- PROVIDED MATERIAL -
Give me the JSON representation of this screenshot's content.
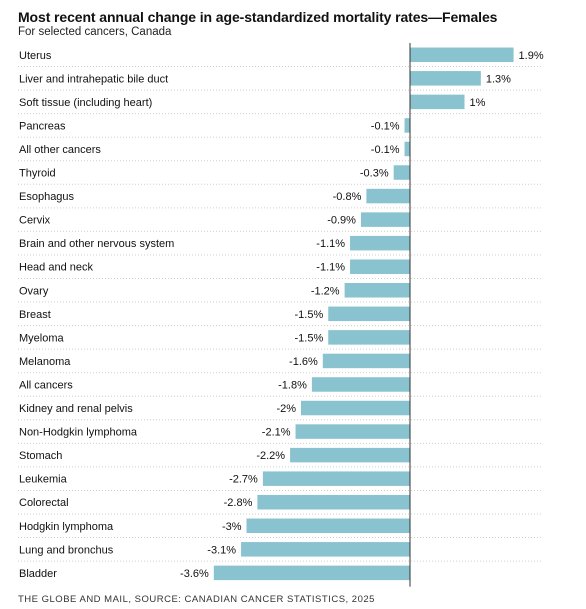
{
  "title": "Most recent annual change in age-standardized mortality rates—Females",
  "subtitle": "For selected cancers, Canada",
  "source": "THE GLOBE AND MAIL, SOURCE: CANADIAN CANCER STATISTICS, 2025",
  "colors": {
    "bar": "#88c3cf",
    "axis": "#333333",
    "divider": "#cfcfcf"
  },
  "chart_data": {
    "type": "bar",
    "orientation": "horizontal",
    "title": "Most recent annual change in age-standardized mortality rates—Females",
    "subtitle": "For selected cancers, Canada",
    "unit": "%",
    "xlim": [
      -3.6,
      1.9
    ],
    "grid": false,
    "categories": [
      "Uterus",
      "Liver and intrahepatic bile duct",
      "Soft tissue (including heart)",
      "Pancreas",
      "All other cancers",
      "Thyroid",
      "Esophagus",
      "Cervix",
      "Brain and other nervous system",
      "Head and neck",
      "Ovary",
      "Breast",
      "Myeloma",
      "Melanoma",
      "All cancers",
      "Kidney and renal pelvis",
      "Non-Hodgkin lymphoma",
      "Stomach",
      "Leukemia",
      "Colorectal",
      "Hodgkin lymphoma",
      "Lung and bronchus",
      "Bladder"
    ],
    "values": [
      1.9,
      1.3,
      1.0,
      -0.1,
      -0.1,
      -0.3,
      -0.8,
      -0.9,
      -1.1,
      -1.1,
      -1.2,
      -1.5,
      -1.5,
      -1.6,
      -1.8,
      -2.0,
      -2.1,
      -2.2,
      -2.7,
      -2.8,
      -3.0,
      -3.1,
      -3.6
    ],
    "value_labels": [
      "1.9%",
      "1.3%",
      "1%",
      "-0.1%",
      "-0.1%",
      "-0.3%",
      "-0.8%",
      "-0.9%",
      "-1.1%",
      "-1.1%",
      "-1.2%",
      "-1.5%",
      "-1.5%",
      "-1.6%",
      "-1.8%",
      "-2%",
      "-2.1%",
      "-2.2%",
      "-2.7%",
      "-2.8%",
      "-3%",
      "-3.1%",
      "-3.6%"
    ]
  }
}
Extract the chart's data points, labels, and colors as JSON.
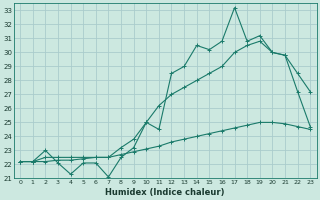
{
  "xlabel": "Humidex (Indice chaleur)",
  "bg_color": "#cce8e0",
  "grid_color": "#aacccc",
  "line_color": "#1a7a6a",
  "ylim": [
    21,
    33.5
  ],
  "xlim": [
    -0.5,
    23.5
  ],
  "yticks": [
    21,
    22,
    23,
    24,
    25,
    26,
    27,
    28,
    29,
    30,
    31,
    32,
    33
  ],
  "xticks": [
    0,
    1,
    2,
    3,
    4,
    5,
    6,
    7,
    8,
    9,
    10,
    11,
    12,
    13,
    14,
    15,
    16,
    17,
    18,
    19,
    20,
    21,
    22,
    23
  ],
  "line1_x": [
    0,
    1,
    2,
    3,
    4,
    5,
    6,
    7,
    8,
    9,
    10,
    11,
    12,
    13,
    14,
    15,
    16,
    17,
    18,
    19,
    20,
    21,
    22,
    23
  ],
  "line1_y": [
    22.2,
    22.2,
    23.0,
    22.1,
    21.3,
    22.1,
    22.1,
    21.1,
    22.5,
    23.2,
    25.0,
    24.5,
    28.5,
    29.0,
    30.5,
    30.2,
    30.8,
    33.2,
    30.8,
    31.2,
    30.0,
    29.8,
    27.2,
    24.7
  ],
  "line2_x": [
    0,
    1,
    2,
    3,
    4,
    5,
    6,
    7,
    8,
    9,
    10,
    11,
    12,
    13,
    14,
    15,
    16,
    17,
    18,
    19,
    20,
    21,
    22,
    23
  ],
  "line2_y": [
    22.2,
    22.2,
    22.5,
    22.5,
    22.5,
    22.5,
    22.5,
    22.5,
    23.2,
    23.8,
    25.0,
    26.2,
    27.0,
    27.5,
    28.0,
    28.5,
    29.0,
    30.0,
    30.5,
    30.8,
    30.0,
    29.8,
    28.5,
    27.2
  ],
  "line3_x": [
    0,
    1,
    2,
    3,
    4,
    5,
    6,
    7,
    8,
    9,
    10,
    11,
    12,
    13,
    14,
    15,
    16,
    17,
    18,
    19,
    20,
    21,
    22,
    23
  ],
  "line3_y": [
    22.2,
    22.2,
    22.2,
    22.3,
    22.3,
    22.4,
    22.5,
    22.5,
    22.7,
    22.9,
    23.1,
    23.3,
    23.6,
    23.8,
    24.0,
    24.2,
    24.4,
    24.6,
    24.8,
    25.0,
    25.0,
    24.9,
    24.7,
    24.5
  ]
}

- TASK OBJECTIVE -
Leave out the pictures and print every line of the data exactly.

- OUTPUT BELOW -
Give me the JSON representation of this screenshot's content.
{
  "title": "Most recent annual change in age-standardized mortality rates—Females",
  "subtitle": "For selected cancers, Canada",
  "source": "THE GLOBE AND MAIL, SOURCE: CANADIAN CANCER STATISTICS, 2025",
  "colors": {
    "bar": "#88c3cf",
    "axis": "#333333",
    "divider": "#cfcfcf"
  },
  "chart_data": {
    "type": "bar",
    "orientation": "horizontal",
    "title": "Most recent annual change in age-standardized mortality rates—Females",
    "subtitle": "For selected cancers, Canada",
    "unit": "%",
    "xlim": [
      -3.6,
      1.9
    ],
    "grid": false,
    "categories": [
      "Uterus",
      "Liver and intrahepatic bile duct",
      "Soft tissue (including heart)",
      "Pancreas",
      "All other cancers",
      "Thyroid",
      "Esophagus",
      "Cervix",
      "Brain and other nervous system",
      "Head and neck",
      "Ovary",
      "Breast",
      "Myeloma",
      "Melanoma",
      "All cancers",
      "Kidney and renal pelvis",
      "Non-Hodgkin lymphoma",
      "Stomach",
      "Leukemia",
      "Colorectal",
      "Hodgkin lymphoma",
      "Lung and bronchus",
      "Bladder"
    ],
    "values": [
      1.9,
      1.3,
      1.0,
      -0.1,
      -0.1,
      -0.3,
      -0.8,
      -0.9,
      -1.1,
      -1.1,
      -1.2,
      -1.5,
      -1.5,
      -1.6,
      -1.8,
      -2.0,
      -2.1,
      -2.2,
      -2.7,
      -2.8,
      -3.0,
      -3.1,
      -3.6
    ],
    "value_labels": [
      "1.9%",
      "1.3%",
      "1%",
      "-0.1%",
      "-0.1%",
      "-0.3%",
      "-0.8%",
      "-0.9%",
      "-1.1%",
      "-1.1%",
      "-1.2%",
      "-1.5%",
      "-1.5%",
      "-1.6%",
      "-1.8%",
      "-2%",
      "-2.1%",
      "-2.2%",
      "-2.7%",
      "-2.8%",
      "-3%",
      "-3.1%",
      "-3.6%"
    ]
  }
}
Extract the chart's data points, labels, and colors as JSON.
{
  "xlabel": "Humidex (Indice chaleur)",
  "bg_color": "#cce8e0",
  "grid_color": "#aacccc",
  "line_color": "#1a7a6a",
  "ylim": [
    21,
    33.5
  ],
  "xlim": [
    -0.5,
    23.5
  ],
  "yticks": [
    21,
    22,
    23,
    24,
    25,
    26,
    27,
    28,
    29,
    30,
    31,
    32,
    33
  ],
  "xticks": [
    0,
    1,
    2,
    3,
    4,
    5,
    6,
    7,
    8,
    9,
    10,
    11,
    12,
    13,
    14,
    15,
    16,
    17,
    18,
    19,
    20,
    21,
    22,
    23
  ],
  "line1_x": [
    0,
    1,
    2,
    3,
    4,
    5,
    6,
    7,
    8,
    9,
    10,
    11,
    12,
    13,
    14,
    15,
    16,
    17,
    18,
    19,
    20,
    21,
    22,
    23
  ],
  "line1_y": [
    22.2,
    22.2,
    23.0,
    22.1,
    21.3,
    22.1,
    22.1,
    21.1,
    22.5,
    23.2,
    25.0,
    24.5,
    28.5,
    29.0,
    30.5,
    30.2,
    30.8,
    33.2,
    30.8,
    31.2,
    30.0,
    29.8,
    27.2,
    24.7
  ],
  "line2_x": [
    0,
    1,
    2,
    3,
    4,
    5,
    6,
    7,
    8,
    9,
    10,
    11,
    12,
    13,
    14,
    15,
    16,
    17,
    18,
    19,
    20,
    21,
    22,
    23
  ],
  "line2_y": [
    22.2,
    22.2,
    22.5,
    22.5,
    22.5,
    22.5,
    22.5,
    22.5,
    23.2,
    23.8,
    25.0,
    26.2,
    27.0,
    27.5,
    28.0,
    28.5,
    29.0,
    30.0,
    30.5,
    30.8,
    30.0,
    29.8,
    28.5,
    27.2
  ],
  "line3_x": [
    0,
    1,
    2,
    3,
    4,
    5,
    6,
    7,
    8,
    9,
    10,
    11,
    12,
    13,
    14,
    15,
    16,
    17,
    18,
    19,
    20,
    21,
    22,
    23
  ],
  "line3_y": [
    22.2,
    22.2,
    22.2,
    22.3,
    22.3,
    22.4,
    22.5,
    22.5,
    22.7,
    22.9,
    23.1,
    23.3,
    23.6,
    23.8,
    24.0,
    24.2,
    24.4,
    24.6,
    24.8,
    25.0,
    25.0,
    24.9,
    24.7,
    24.5
  ]
}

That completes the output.